• Directive:
Output the data that follows exactly, line for line.

Data entries for graphics
-- Begin --

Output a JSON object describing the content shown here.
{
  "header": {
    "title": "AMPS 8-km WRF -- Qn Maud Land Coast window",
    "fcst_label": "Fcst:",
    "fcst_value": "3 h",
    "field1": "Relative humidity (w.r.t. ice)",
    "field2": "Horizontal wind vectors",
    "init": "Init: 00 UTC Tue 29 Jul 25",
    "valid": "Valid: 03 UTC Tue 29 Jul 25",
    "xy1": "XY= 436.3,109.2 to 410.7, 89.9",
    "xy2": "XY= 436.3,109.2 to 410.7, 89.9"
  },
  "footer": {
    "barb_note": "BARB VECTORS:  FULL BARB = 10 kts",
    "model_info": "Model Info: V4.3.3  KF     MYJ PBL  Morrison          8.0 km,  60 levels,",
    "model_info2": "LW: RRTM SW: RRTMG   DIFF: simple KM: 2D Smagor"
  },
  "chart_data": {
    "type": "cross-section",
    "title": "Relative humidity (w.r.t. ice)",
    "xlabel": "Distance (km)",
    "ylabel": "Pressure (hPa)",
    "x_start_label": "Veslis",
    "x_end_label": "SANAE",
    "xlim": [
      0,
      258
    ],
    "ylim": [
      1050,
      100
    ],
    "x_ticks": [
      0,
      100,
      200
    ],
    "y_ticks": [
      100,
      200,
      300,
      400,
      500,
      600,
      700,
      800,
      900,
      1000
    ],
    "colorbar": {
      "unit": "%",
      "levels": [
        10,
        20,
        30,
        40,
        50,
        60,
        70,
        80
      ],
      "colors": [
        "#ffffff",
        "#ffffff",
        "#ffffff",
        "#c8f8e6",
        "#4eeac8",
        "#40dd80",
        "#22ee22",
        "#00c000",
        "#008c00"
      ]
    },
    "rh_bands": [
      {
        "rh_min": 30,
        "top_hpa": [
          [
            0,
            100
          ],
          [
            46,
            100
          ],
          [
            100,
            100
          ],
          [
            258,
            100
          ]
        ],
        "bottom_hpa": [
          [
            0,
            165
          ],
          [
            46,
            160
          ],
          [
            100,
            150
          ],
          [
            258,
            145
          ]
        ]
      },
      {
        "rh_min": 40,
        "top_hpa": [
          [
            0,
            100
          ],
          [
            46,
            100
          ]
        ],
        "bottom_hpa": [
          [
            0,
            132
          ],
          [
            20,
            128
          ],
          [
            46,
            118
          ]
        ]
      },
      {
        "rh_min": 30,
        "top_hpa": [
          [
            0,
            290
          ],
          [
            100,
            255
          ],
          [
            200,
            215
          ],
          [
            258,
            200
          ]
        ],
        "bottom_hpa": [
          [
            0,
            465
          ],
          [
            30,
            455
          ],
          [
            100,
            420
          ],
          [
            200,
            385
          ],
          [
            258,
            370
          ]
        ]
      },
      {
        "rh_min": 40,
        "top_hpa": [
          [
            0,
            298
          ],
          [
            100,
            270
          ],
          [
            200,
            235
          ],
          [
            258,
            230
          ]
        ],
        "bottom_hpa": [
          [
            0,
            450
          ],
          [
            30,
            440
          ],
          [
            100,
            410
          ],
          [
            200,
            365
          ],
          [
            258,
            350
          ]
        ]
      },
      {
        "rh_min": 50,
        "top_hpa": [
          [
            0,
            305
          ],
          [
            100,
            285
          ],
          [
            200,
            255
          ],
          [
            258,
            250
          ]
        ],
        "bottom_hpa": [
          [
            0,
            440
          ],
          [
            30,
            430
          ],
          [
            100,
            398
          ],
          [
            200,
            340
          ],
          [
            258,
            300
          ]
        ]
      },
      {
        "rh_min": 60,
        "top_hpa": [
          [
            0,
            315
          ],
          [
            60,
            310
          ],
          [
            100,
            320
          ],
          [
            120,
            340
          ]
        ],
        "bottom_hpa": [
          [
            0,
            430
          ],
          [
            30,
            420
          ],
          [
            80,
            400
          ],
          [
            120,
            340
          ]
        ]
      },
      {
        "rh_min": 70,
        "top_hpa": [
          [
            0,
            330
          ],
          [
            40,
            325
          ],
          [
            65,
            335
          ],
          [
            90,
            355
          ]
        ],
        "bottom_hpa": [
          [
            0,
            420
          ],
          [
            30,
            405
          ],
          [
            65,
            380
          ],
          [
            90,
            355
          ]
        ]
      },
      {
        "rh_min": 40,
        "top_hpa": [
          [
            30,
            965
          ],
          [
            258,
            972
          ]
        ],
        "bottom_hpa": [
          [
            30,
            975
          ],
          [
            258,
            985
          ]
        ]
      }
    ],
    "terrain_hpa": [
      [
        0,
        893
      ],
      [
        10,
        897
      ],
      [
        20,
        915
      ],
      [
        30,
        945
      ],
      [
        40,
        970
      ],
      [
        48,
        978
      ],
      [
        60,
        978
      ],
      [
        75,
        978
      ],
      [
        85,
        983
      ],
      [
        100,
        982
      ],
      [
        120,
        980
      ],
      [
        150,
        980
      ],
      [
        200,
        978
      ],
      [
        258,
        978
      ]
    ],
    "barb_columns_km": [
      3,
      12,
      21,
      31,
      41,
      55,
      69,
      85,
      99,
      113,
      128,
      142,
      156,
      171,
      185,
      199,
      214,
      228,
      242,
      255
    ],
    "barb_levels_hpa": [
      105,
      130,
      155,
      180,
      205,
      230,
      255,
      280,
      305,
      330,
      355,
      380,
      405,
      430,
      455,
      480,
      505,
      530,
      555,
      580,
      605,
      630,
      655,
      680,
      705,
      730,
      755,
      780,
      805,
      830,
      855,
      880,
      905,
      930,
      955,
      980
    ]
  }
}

-- End --

• Reply:
Output a JSON object describing the content shown here.
{
  "header": {
    "title": "AMPS 8-km WRF -- Qn Maud Land Coast window",
    "fcst_label": "Fcst:",
    "fcst_value": "3 h",
    "field1": "Relative humidity (w.r.t. ice)",
    "field2": "Horizontal wind vectors",
    "init": "Init: 00 UTC Tue 29 Jul 25",
    "valid": "Valid: 03 UTC Tue 29 Jul 25",
    "xy1": "XY= 436.3,109.2 to 410.7, 89.9",
    "xy2": "XY= 436.3,109.2 to 410.7, 89.9"
  },
  "footer": {
    "barb_note": "BARB VECTORS:  FULL BARB = 10 kts",
    "model_info": "Model Info: V4.3.3  KF     MYJ PBL  Morrison          8.0 km,  60 levels,",
    "model_info2": "LW: RRTM SW: RRTMG   DIFF: simple KM: 2D Smagor"
  },
  "chart_data": {
    "type": "cross-section",
    "title": "Relative humidity (w.r.t. ice)",
    "xlabel": "Distance (km)",
    "ylabel": "Pressure (hPa)",
    "x_start_label": "Veslis",
    "x_end_label": "SANAE",
    "xlim": [
      0,
      258
    ],
    "ylim": [
      1050,
      100
    ],
    "x_ticks": [
      0,
      100,
      200
    ],
    "y_ticks": [
      100,
      200,
      300,
      400,
      500,
      600,
      700,
      800,
      900,
      1000
    ],
    "colorbar": {
      "unit": "%",
      "levels": [
        10,
        20,
        30,
        40,
        50,
        60,
        70,
        80
      ],
      "colors": [
        "#ffffff",
        "#ffffff",
        "#ffffff",
        "#c8f8e6",
        "#4eeac8",
        "#40dd80",
        "#22ee22",
        "#00c000",
        "#008c00"
      ]
    },
    "rh_bands": [
      {
        "rh_min": 30,
        "top_hpa": [
          [
            0,
            100
          ],
          [
            46,
            100
          ],
          [
            100,
            100
          ],
          [
            258,
            100
          ]
        ],
        "bottom_hpa": [
          [
            0,
            165
          ],
          [
            46,
            160
          ],
          [
            100,
            150
          ],
          [
            258,
            145
          ]
        ]
      },
      {
        "rh_min": 40,
        "top_hpa": [
          [
            0,
            100
          ],
          [
            46,
            100
          ]
        ],
        "bottom_hpa": [
          [
            0,
            132
          ],
          [
            20,
            128
          ],
          [
            46,
            118
          ]
        ]
      },
      {
        "rh_min": 30,
        "top_hpa": [
          [
            0,
            290
          ],
          [
            100,
            255
          ],
          [
            200,
            215
          ],
          [
            258,
            200
          ]
        ],
        "bottom_hpa": [
          [
            0,
            465
          ],
          [
            30,
            455
          ],
          [
            100,
            420
          ],
          [
            200,
            385
          ],
          [
            258,
            370
          ]
        ]
      },
      {
        "rh_min": 40,
        "top_hpa": [
          [
            0,
            298
          ],
          [
            100,
            270
          ],
          [
            200,
            235
          ],
          [
            258,
            230
          ]
        ],
        "bottom_hpa": [
          [
            0,
            450
          ],
          [
            30,
            440
          ],
          [
            100,
            410
          ],
          [
            200,
            365
          ],
          [
            258,
            350
          ]
        ]
      },
      {
        "rh_min": 50,
        "top_hpa": [
          [
            0,
            305
          ],
          [
            100,
            285
          ],
          [
            200,
            255
          ],
          [
            258,
            250
          ]
        ],
        "bottom_hpa": [
          [
            0,
            440
          ],
          [
            30,
            430
          ],
          [
            100,
            398
          ],
          [
            200,
            340
          ],
          [
            258,
            300
          ]
        ]
      },
      {
        "rh_min": 60,
        "top_hpa": [
          [
            0,
            315
          ],
          [
            60,
            310
          ],
          [
            100,
            320
          ],
          [
            120,
            340
          ]
        ],
        "bottom_hpa": [
          [
            0,
            430
          ],
          [
            30,
            420
          ],
          [
            80,
            400
          ],
          [
            120,
            340
          ]
        ]
      },
      {
        "rh_min": 70,
        "top_hpa": [
          [
            0,
            330
          ],
          [
            40,
            325
          ],
          [
            65,
            335
          ],
          [
            90,
            355
          ]
        ],
        "bottom_hpa": [
          [
            0,
            420
          ],
          [
            30,
            405
          ],
          [
            65,
            380
          ],
          [
            90,
            355
          ]
        ]
      },
      {
        "rh_min": 40,
        "top_hpa": [
          [
            30,
            965
          ],
          [
            258,
            972
          ]
        ],
        "bottom_hpa": [
          [
            30,
            975
          ],
          [
            258,
            985
          ]
        ]
      }
    ],
    "terrain_hpa": [
      [
        0,
        893
      ],
      [
        10,
        897
      ],
      [
        20,
        915
      ],
      [
        30,
        945
      ],
      [
        40,
        970
      ],
      [
        48,
        978
      ],
      [
        60,
        978
      ],
      [
        75,
        978
      ],
      [
        85,
        983
      ],
      [
        100,
        982
      ],
      [
        120,
        980
      ],
      [
        150,
        980
      ],
      [
        200,
        978
      ],
      [
        258,
        978
      ]
    ],
    "barb_columns_km": [
      3,
      12,
      21,
      31,
      41,
      55,
      69,
      85,
      99,
      113,
      128,
      142,
      156,
      171,
      185,
      199,
      214,
      228,
      242,
      255
    ],
    "barb_levels_hpa": [
      105,
      130,
      155,
      180,
      205,
      230,
      255,
      280,
      305,
      330,
      355,
      380,
      405,
      430,
      455,
      480,
      505,
      530,
      555,
      580,
      605,
      630,
      655,
      680,
      705,
      730,
      755,
      780,
      805,
      830,
      855,
      880,
      905,
      930,
      955,
      980
    ]
  }
}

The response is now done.